CONSIGNA DEL EJERCICIO:
Según el texto sobre la mazamorra en Sincé, ¿qué ingredientes se mezclaban para preparar la mazamorra?

TEXTO PARA REVISAR:
◆ ◆ ◆ ◆
Natividad de María 2024 Sincé

Hoy celebramos con alegría la Natividad de la Santísima Virgen María, un día de gran significado y devoción para nuestra fe. Recordamos con gozo y reverencia su intercesión maternal, confiando en su auxilio constante. Que su pureza y su papel único en la historia de la salvación nos inspiren siempre a vivir con fe renovada y corazón abierto a la gracia de Dios.

miércoles, 4 de septiembre de 2024

MAZAMORREROS

El viento de Sincé arrastra susurros de otros tiempos, donde la mazamorra no era solo un desayuno, sino un ritual que teñía las mañanas de un amarillo cremoso y dulce. Cuentan los abuelos que la mazamorra, mezcla de leche, maíz y panela, era más que una bebida: era un conjuro cotidiano que amansaba el sol y despertaba la vida. Por eso, los sinceanos fueron bautizados como “mazamorreros”, hijos de ese brebaje espeso que endulzaba sus días. En aquel Sincé de antaño, medir el tiempo era cosa de otros mundos, y los relojes eran meros adornos olvidados en las paredes de bahareque. La vida no se regía por minutos ni horas; se deslizaba suave, como la mazamorra en los labios, dividida entre el antes y el después de cada sorbo. Era una tierra donde los días no se contaban, se saboreaban, y cada amanecer traía consigo el eco del primer maíz molido, un preludio a la danza perpetua de lo simple y lo eterno.
◆ ◆ ◆ ◆
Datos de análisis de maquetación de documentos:

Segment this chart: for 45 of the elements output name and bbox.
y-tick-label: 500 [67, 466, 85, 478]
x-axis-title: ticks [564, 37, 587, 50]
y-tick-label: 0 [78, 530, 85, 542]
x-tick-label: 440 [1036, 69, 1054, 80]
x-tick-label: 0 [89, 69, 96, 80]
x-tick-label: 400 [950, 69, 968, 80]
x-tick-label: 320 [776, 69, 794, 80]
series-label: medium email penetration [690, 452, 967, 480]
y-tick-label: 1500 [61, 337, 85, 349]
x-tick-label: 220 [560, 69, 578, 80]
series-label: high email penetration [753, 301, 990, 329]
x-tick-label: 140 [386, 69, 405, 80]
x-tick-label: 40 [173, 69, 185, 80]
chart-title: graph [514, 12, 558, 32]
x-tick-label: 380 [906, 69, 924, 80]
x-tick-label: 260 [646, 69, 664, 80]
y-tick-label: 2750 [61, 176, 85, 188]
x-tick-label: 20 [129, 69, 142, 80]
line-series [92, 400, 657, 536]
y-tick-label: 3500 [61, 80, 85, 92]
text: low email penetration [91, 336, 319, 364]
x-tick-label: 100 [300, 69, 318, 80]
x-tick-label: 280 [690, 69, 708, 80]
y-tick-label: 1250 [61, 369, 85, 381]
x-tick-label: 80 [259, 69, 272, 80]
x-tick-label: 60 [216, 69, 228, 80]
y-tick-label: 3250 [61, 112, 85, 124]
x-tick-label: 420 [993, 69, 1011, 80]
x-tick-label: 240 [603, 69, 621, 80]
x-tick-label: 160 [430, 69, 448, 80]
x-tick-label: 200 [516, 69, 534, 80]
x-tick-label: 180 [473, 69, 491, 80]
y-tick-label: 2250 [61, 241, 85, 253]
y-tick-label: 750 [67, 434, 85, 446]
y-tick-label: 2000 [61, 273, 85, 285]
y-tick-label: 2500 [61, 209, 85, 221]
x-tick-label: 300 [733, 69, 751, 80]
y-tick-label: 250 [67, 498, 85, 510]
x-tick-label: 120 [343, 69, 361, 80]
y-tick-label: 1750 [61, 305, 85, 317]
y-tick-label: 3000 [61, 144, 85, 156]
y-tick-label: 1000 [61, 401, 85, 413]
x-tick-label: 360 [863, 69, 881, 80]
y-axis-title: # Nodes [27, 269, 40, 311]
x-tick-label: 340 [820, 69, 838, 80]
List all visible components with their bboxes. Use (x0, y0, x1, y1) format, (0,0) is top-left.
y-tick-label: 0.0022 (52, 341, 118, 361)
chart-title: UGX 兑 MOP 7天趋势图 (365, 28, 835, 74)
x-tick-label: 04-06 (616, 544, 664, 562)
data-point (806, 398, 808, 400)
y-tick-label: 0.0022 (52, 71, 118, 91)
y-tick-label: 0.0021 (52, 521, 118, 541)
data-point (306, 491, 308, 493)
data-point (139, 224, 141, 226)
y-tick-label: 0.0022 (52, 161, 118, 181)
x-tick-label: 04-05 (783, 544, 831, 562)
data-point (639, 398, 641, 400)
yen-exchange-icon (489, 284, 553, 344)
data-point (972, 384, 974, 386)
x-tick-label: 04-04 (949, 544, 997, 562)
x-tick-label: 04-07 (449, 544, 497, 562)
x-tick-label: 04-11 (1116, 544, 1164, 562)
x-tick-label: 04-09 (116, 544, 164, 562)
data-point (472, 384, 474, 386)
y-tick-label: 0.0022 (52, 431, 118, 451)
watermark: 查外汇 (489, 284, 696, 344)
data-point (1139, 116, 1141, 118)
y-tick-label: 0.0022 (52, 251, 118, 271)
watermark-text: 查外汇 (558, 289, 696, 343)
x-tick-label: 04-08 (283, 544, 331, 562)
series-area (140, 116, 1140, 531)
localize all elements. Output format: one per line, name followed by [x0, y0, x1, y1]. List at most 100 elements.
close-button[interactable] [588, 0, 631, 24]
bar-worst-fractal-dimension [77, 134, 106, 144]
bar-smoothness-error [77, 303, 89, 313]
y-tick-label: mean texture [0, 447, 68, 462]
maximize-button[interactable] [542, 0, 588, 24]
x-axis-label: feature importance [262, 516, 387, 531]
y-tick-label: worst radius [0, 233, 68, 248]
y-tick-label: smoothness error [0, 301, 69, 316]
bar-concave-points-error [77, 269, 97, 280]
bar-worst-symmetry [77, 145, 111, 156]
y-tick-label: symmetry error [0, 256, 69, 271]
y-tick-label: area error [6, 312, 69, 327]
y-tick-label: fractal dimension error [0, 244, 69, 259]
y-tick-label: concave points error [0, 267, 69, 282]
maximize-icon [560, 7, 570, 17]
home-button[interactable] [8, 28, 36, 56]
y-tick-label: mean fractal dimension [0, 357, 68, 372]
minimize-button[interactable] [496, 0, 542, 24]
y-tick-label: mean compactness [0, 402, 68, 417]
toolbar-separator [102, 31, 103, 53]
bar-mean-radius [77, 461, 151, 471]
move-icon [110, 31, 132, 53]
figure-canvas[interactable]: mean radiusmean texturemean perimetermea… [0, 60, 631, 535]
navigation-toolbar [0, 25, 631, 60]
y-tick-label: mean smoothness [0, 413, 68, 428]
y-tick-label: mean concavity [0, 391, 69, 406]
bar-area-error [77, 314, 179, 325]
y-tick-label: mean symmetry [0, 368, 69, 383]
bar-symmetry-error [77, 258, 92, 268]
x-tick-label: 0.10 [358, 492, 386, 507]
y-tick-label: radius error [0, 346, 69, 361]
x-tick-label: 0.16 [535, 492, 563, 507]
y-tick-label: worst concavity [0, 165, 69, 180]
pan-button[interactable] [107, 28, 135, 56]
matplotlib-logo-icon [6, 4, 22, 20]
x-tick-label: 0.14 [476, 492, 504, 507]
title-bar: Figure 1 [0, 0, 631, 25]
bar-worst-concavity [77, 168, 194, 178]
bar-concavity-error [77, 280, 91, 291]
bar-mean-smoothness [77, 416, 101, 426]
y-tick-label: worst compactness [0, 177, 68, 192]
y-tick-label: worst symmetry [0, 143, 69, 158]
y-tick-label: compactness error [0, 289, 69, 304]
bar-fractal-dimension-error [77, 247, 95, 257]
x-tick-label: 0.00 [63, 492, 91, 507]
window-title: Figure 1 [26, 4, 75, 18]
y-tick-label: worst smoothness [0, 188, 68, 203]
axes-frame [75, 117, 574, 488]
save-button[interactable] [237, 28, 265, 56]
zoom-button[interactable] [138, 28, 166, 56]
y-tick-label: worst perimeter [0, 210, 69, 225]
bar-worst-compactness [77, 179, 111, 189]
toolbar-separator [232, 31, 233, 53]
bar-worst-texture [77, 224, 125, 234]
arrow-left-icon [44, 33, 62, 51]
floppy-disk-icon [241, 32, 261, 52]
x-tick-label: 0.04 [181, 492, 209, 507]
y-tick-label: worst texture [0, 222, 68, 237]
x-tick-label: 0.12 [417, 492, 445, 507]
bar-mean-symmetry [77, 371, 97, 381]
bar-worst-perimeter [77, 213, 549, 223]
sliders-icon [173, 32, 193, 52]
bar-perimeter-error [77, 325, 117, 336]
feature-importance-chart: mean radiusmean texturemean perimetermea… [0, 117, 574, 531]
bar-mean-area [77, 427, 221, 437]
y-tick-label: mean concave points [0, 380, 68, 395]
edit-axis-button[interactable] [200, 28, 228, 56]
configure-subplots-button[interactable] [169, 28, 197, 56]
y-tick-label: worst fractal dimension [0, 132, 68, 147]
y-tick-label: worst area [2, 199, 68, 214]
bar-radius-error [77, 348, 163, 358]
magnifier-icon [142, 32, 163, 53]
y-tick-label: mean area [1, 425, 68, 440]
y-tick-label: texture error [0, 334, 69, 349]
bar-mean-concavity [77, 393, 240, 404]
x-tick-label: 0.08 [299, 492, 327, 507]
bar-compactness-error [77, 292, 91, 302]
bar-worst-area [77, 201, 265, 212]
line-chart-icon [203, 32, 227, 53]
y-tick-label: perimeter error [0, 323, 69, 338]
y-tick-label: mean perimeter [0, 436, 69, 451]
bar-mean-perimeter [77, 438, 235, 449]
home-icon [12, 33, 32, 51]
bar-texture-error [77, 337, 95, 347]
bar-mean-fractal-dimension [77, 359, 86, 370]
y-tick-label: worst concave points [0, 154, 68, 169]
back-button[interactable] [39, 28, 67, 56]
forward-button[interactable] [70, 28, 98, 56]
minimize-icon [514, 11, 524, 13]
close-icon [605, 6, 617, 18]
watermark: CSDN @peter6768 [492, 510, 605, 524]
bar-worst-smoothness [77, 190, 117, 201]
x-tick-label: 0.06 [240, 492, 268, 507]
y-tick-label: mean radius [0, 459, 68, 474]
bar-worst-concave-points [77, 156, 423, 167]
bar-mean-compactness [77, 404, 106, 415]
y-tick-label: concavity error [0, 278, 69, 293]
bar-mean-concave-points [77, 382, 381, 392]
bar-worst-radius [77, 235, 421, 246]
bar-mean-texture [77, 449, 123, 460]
◆ ◆ ◆ ◆
TAREA RESUELTA:
Leche, maíz y panela.